Every record that follows must be duplicated exactly, with images left out.

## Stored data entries
---*---

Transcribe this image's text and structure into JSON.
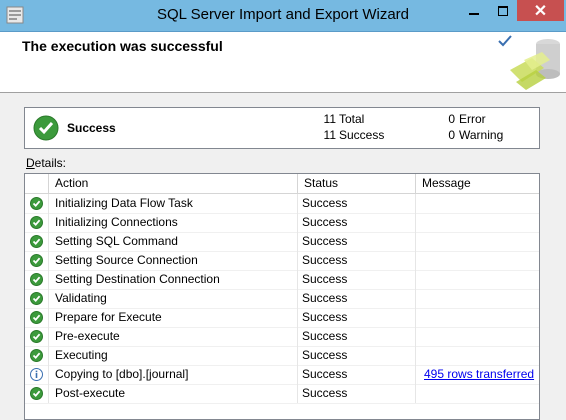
{
  "window": {
    "title": "SQL Server Import and Export Wizard",
    "close_glyph": "✕"
  },
  "header": {
    "title": "The execution was successful"
  },
  "summary": {
    "status_label": "Success",
    "total_count": "11",
    "total_label": "Total",
    "success_count": "11",
    "success_label": "Success",
    "error_count": "0",
    "error_label": "Error",
    "warning_count": "0",
    "warning_label": "Warning"
  },
  "details": {
    "label": "Details:",
    "columns": {
      "action": "Action",
      "status": "Status",
      "message": "Message"
    },
    "rows": [
      {
        "icon": "success-check-icon",
        "action": "Initializing Data Flow Task",
        "status": "Success",
        "message": ""
      },
      {
        "icon": "success-check-icon",
        "action": "Initializing Connections",
        "status": "Success",
        "message": ""
      },
      {
        "icon": "success-check-icon",
        "action": "Setting SQL Command",
        "status": "Success",
        "message": ""
      },
      {
        "icon": "success-check-icon",
        "action": "Setting Source Connection",
        "status": "Success",
        "message": ""
      },
      {
        "icon": "success-check-icon",
        "action": "Setting Destination Connection",
        "status": "Success",
        "message": ""
      },
      {
        "icon": "success-check-icon",
        "action": "Validating",
        "status": "Success",
        "message": ""
      },
      {
        "icon": "success-check-icon",
        "action": "Prepare for Execute",
        "status": "Success",
        "message": ""
      },
      {
        "icon": "success-check-icon",
        "action": "Pre-execute",
        "status": "Success",
        "message": ""
      },
      {
        "icon": "success-check-icon",
        "action": "Executing",
        "status": "Success",
        "message": ""
      },
      {
        "icon": "info-icon",
        "action": "Copying to [dbo].[journal]",
        "status": "Success",
        "message": "495 rows transferred"
      },
      {
        "icon": "success-check-icon",
        "action": "Post-execute",
        "status": "Success",
        "message": ""
      }
    ]
  },
  "colors": {
    "titlebar": "#76b9e1",
    "close_button": "#c75050",
    "success_green": "#3c9a3c",
    "link_blue": "#0000ee"
  }
}
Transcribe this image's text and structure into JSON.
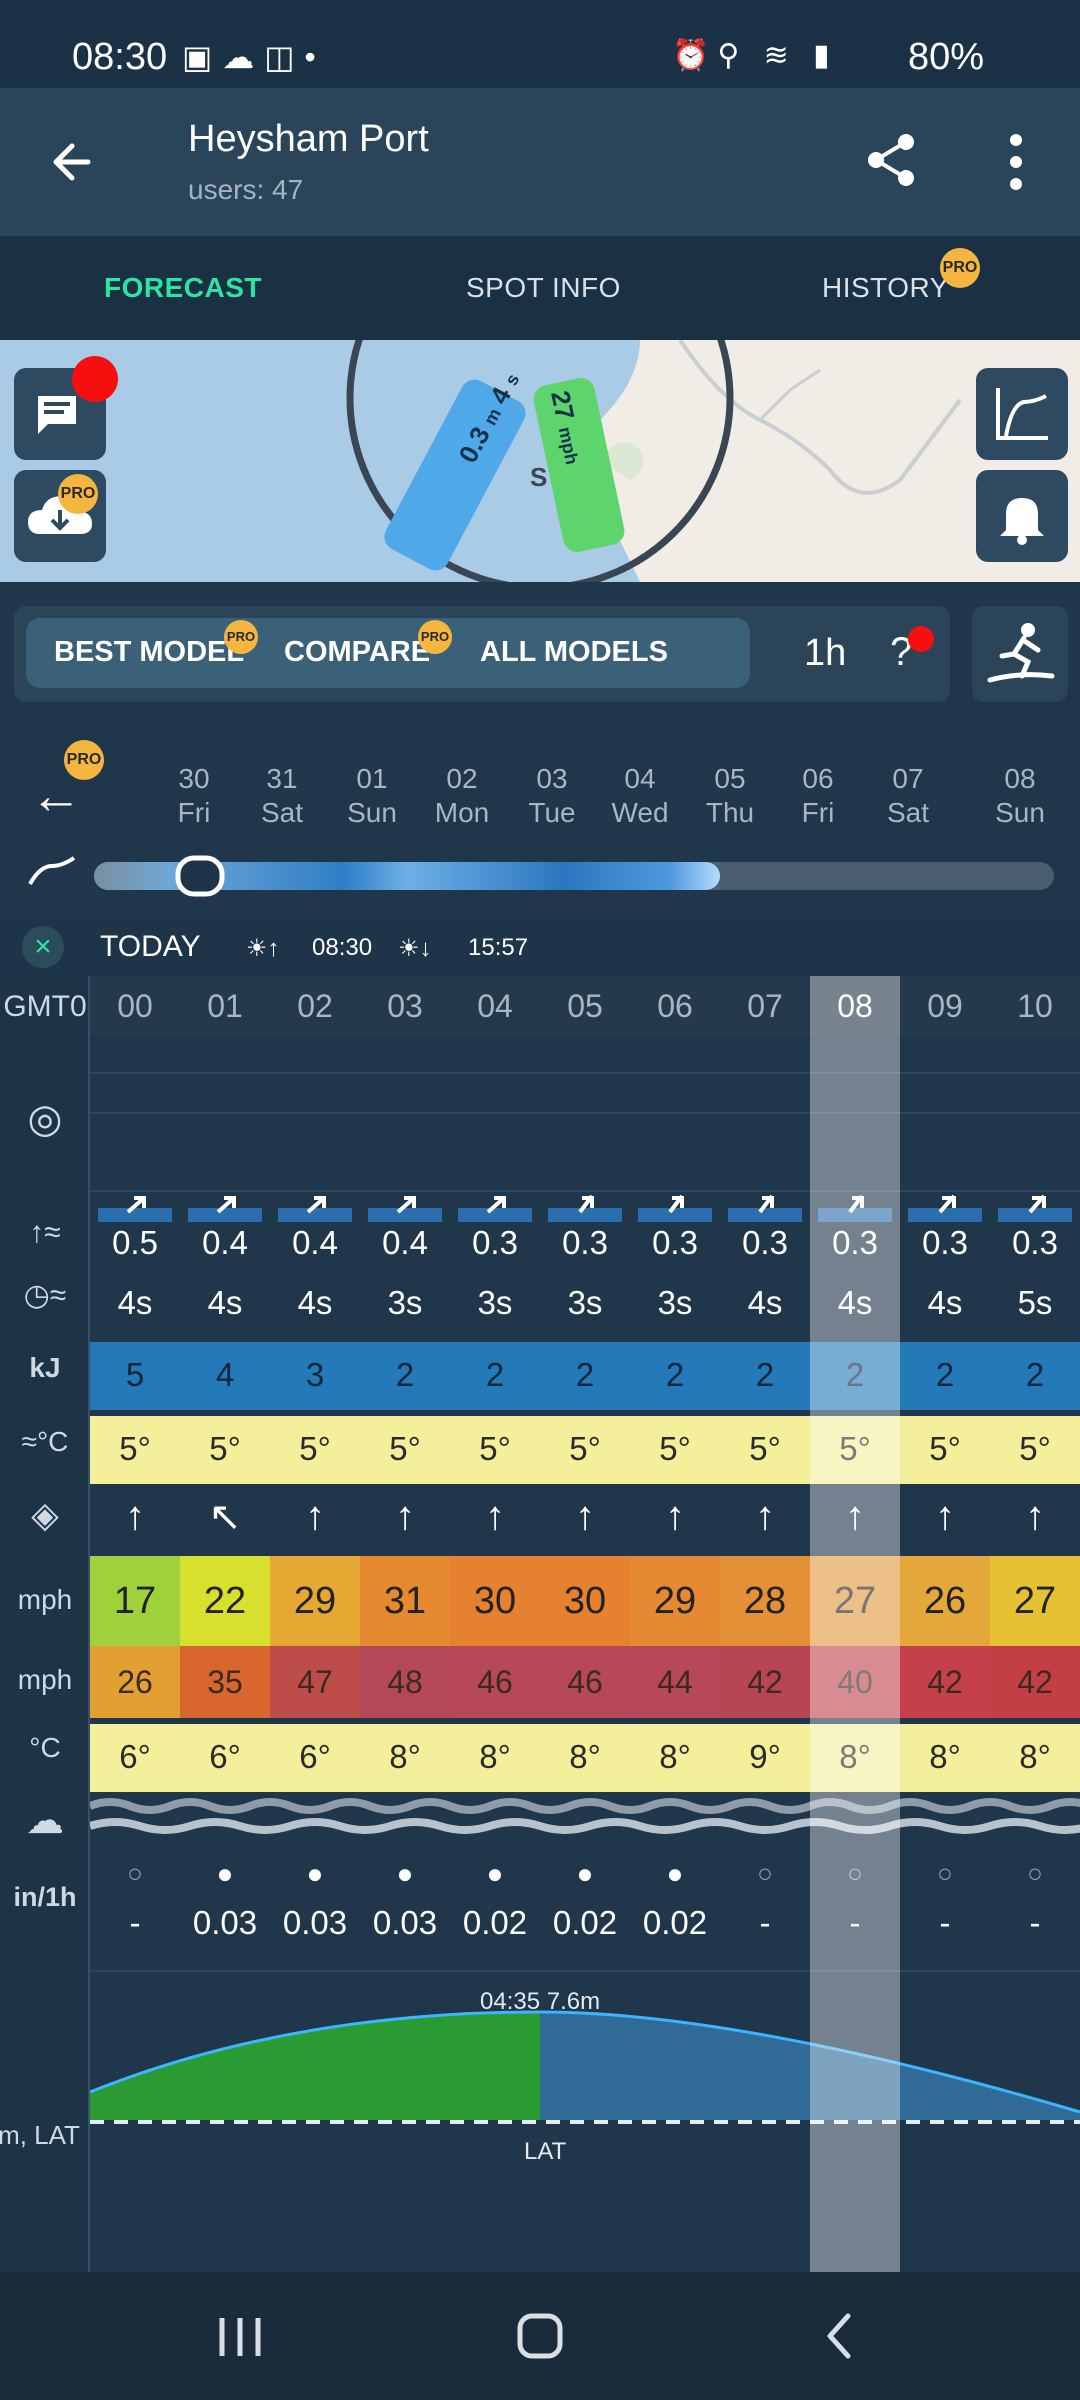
{
  "status": {
    "time": "08:30",
    "battery": "80%"
  },
  "header": {
    "title": "Heysham Port",
    "subtitle": "users: 47"
  },
  "tabs": [
    {
      "label": "FORECAST",
      "active": true
    },
    {
      "label": "SPOT INFO",
      "active": false
    },
    {
      "label": "HISTORY",
      "active": false,
      "badge": "PRO"
    }
  ],
  "map": {
    "wave_tag": {
      "height": "0.3",
      "unit": "m",
      "period": "4",
      "period_unit": "s"
    },
    "wind_tag": {
      "speed": "27",
      "unit": "mph"
    },
    "spot_letter": "S"
  },
  "pro_badge": "PRO",
  "models": {
    "best": "BEST MODEL",
    "compare": "COMPARE",
    "all": "ALL MODELS",
    "interval": "1h",
    "help": "?"
  },
  "days": [
    {
      "num": "30",
      "name": "Fri"
    },
    {
      "num": "31",
      "name": "Sat"
    },
    {
      "num": "01",
      "name": "Sun"
    },
    {
      "num": "02",
      "name": "Mon"
    },
    {
      "num": "03",
      "name": "Tue"
    },
    {
      "num": "04",
      "name": "Wed"
    },
    {
      "num": "05",
      "name": "Thu"
    },
    {
      "num": "06",
      "name": "Fri"
    },
    {
      "num": "07",
      "name": "Sat"
    },
    {
      "num": "08",
      "name": "Sun"
    }
  ],
  "today": {
    "label": "TODAY",
    "sunrise": "08:30",
    "sunset": "15:57"
  },
  "table": {
    "timezone_label": "GMT0",
    "hours": [
      "00",
      "01",
      "02",
      "03",
      "04",
      "05",
      "06",
      "07",
      "08",
      "09",
      "10"
    ],
    "highlight_hour": "08",
    "wave_height": [
      "0.5",
      "0.4",
      "0.4",
      "0.4",
      "0.3",
      "0.3",
      "0.3",
      "0.3",
      "0.3",
      "0.3",
      "0.3"
    ],
    "wave_period": [
      "4s",
      "4s",
      "4s",
      "3s",
      "3s",
      "3s",
      "3s",
      "4s",
      "4s",
      "4s",
      "5s"
    ],
    "energy_label": "kJ",
    "energy": [
      "5",
      "4",
      "3",
      "2",
      "2",
      "2",
      "2",
      "2",
      "2",
      "2",
      "2"
    ],
    "water_temp_label": "≈°C",
    "water_temp": [
      "5°",
      "5°",
      "5°",
      "5°",
      "5°",
      "5°",
      "5°",
      "5°",
      "5°",
      "5°",
      "5°"
    ],
    "wind_dir_glyphs": [
      "↑",
      "↖",
      "↑",
      "↑",
      "↑",
      "↑",
      "↑",
      "↑",
      "↑",
      "↑",
      "↑"
    ],
    "wind_speed_label": "mph",
    "wind_speed": [
      "17",
      "22",
      "29",
      "31",
      "30",
      "30",
      "29",
      "28",
      "27",
      "26",
      "27"
    ],
    "gust_label": "mph",
    "gust": [
      "26",
      "35",
      "47",
      "48",
      "46",
      "46",
      "44",
      "42",
      "40",
      "42",
      "42"
    ],
    "air_temp_label": "°C",
    "air_temp": [
      "6°",
      "6°",
      "6°",
      "8°",
      "8°",
      "8°",
      "8°",
      "9°",
      "8°",
      "8°",
      "8°"
    ],
    "precip_label": "in/1h",
    "precip": [
      "-",
      "0.03",
      "0.03",
      "0.03",
      "0.02",
      "0.02",
      "0.02",
      "-",
      "-",
      "-",
      "-"
    ],
    "tide": {
      "peak_label": "04:35 7.6m",
      "axis_label": "m, LAT",
      "datum_label": "LAT"
    }
  },
  "colors": {
    "accent": "#2fe3a3",
    "energy_bg": "#2479b8",
    "water_temp_bg": "#f3ef9b",
    "air_temp_bg": "#f3ef9b",
    "wind": [
      "#9fd23a",
      "#d7e02c",
      "#e7a733",
      "#e68a2f",
      "#e6822f",
      "#e6822f",
      "#e58a32",
      "#e49037",
      "#e39a40",
      "#e4a83a",
      "#e6c233"
    ],
    "gust": [
      "#e3a032",
      "#d9662e",
      "#be4d4a",
      "#b5475a",
      "#b64858",
      "#b64858",
      "#b7475a",
      "#b84552",
      "#c0444d",
      "#c4404a",
      "#c43f45"
    ]
  }
}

---*---

## REPLY
Transcribe this image's text and structure into JSON.
{
  "window": {
    "title": "SQL Server Import and Export Wizard",
    "close_glyph": "✕"
  },
  "header": {
    "title": "The execution was successful"
  },
  "summary": {
    "status_label": "Success",
    "total_count": "11",
    "total_label": "Total",
    "success_count": "11",
    "success_label": "Success",
    "error_count": "0",
    "error_label": "Error",
    "warning_count": "0",
    "warning_label": "Warning"
  },
  "details": {
    "label": "Details:",
    "columns": {
      "action": "Action",
      "status": "Status",
      "message": "Message"
    },
    "rows": [
      {
        "icon": "success-check-icon",
        "action": "Initializing Data Flow Task",
        "status": "Success",
        "message": ""
      },
      {
        "icon": "success-check-icon",
        "action": "Initializing Connections",
        "status": "Success",
        "message": ""
      },
      {
        "icon": "success-check-icon",
        "action": "Setting SQL Command",
        "status": "Success",
        "message": ""
      },
      {
        "icon": "success-check-icon",
        "action": "Setting Source Connection",
        "status": "Success",
        "message": ""
      },
      {
        "icon": "success-check-icon",
        "action": "Setting Destination Connection",
        "status": "Success",
        "message": ""
      },
      {
        "icon": "success-check-icon",
        "action": "Validating",
        "status": "Success",
        "message": ""
      },
      {
        "icon": "success-check-icon",
        "action": "Prepare for Execute",
        "status": "Success",
        "message": ""
      },
      {
        "icon": "success-check-icon",
        "action": "Pre-execute",
        "status": "Success",
        "message": ""
      },
      {
        "icon": "success-check-icon",
        "action": "Executing",
        "status": "Success",
        "message": ""
      },
      {
        "icon": "info-icon",
        "action": "Copying to [dbo].[journal]",
        "status": "Success",
        "message": "495 rows transferred"
      },
      {
        "icon": "success-check-icon",
        "action": "Post-execute",
        "status": "Success",
        "message": ""
      }
    ]
  },
  "colors": {
    "titlebar": "#76b9e1",
    "close_button": "#c75050",
    "success_green": "#3c9a3c",
    "link_blue": "#0000ee"
  }
}
Transcribe this image's text and structure into JSON.
{
  "status": {
    "time": "08:30",
    "battery": "80%"
  },
  "header": {
    "title": "Heysham Port",
    "subtitle": "users: 47"
  },
  "tabs": [
    {
      "label": "FORECAST",
      "active": true
    },
    {
      "label": "SPOT INFO",
      "active": false
    },
    {
      "label": "HISTORY",
      "active": false,
      "badge": "PRO"
    }
  ],
  "map": {
    "wave_tag": {
      "height": "0.3",
      "unit": "m",
      "period": "4",
      "period_unit": "s"
    },
    "wind_tag": {
      "speed": "27",
      "unit": "mph"
    },
    "spot_letter": "S"
  },
  "pro_badge": "PRO",
  "models": {
    "best": "BEST MODEL",
    "compare": "COMPARE",
    "all": "ALL MODELS",
    "interval": "1h",
    "help": "?"
  },
  "days": [
    {
      "num": "30",
      "name": "Fri"
    },
    {
      "num": "31",
      "name": "Sat"
    },
    {
      "num": "01",
      "name": "Sun"
    },
    {
      "num": "02",
      "name": "Mon"
    },
    {
      "num": "03",
      "name": "Tue"
    },
    {
      "num": "04",
      "name": "Wed"
    },
    {
      "num": "05",
      "name": "Thu"
    },
    {
      "num": "06",
      "name": "Fri"
    },
    {
      "num": "07",
      "name": "Sat"
    },
    {
      "num": "08",
      "name": "Sun"
    }
  ],
  "today": {
    "label": "TODAY",
    "sunrise": "08:30",
    "sunset": "15:57"
  },
  "table": {
    "timezone_label": "GMT0",
    "hours": [
      "00",
      "01",
      "02",
      "03",
      "04",
      "05",
      "06",
      "07",
      "08",
      "09",
      "10"
    ],
    "highlight_hour": "08",
    "wave_height": [
      "0.5",
      "0.4",
      "0.4",
      "0.4",
      "0.3",
      "0.3",
      "0.3",
      "0.3",
      "0.3",
      "0.3",
      "0.3"
    ],
    "wave_period": [
      "4s",
      "4s",
      "4s",
      "3s",
      "3s",
      "3s",
      "3s",
      "4s",
      "4s",
      "4s",
      "5s"
    ],
    "energy_label": "kJ",
    "energy": [
      "5",
      "4",
      "3",
      "2",
      "2",
      "2",
      "2",
      "2",
      "2",
      "2",
      "2"
    ],
    "water_temp_label": "≈°C",
    "water_temp": [
      "5°",
      "5°",
      "5°",
      "5°",
      "5°",
      "5°",
      "5°",
      "5°",
      "5°",
      "5°",
      "5°"
    ],
    "wind_dir_glyphs": [
      "↑",
      "↖",
      "↑",
      "↑",
      "↑",
      "↑",
      "↑",
      "↑",
      "↑",
      "↑",
      "↑"
    ],
    "wind_speed_label": "mph",
    "wind_speed": [
      "17",
      "22",
      "29",
      "31",
      "30",
      "30",
      "29",
      "28",
      "27",
      "26",
      "27"
    ],
    "gust_label": "mph",
    "gust": [
      "26",
      "35",
      "47",
      "48",
      "46",
      "46",
      "44",
      "42",
      "40",
      "42",
      "42"
    ],
    "air_temp_label": "°C",
    "air_temp": [
      "6°",
      "6°",
      "6°",
      "8°",
      "8°",
      "8°",
      "8°",
      "9°",
      "8°",
      "8°",
      "8°"
    ],
    "precip_label": "in/1h",
    "precip": [
      "-",
      "0.03",
      "0.03",
      "0.03",
      "0.02",
      "0.02",
      "0.02",
      "-",
      "-",
      "-",
      "-"
    ],
    "tide": {
      "peak_label": "04:35 7.6m",
      "axis_label": "m, LAT",
      "datum_label": "LAT"
    }
  },
  "colors": {
    "accent": "#2fe3a3",
    "energy_bg": "#2479b8",
    "water_temp_bg": "#f3ef9b",
    "air_temp_bg": "#f3ef9b",
    "wind": [
      "#9fd23a",
      "#d7e02c",
      "#e7a733",
      "#e68a2f",
      "#e6822f",
      "#e6822f",
      "#e58a32",
      "#e49037",
      "#e39a40",
      "#e4a83a",
      "#e6c233"
    ],
    "gust": [
      "#e3a032",
      "#d9662e",
      "#be4d4a",
      "#b5475a",
      "#b64858",
      "#b64858",
      "#b7475a",
      "#b84552",
      "#c0444d",
      "#c4404a",
      "#c43f45"
    ]
  }
}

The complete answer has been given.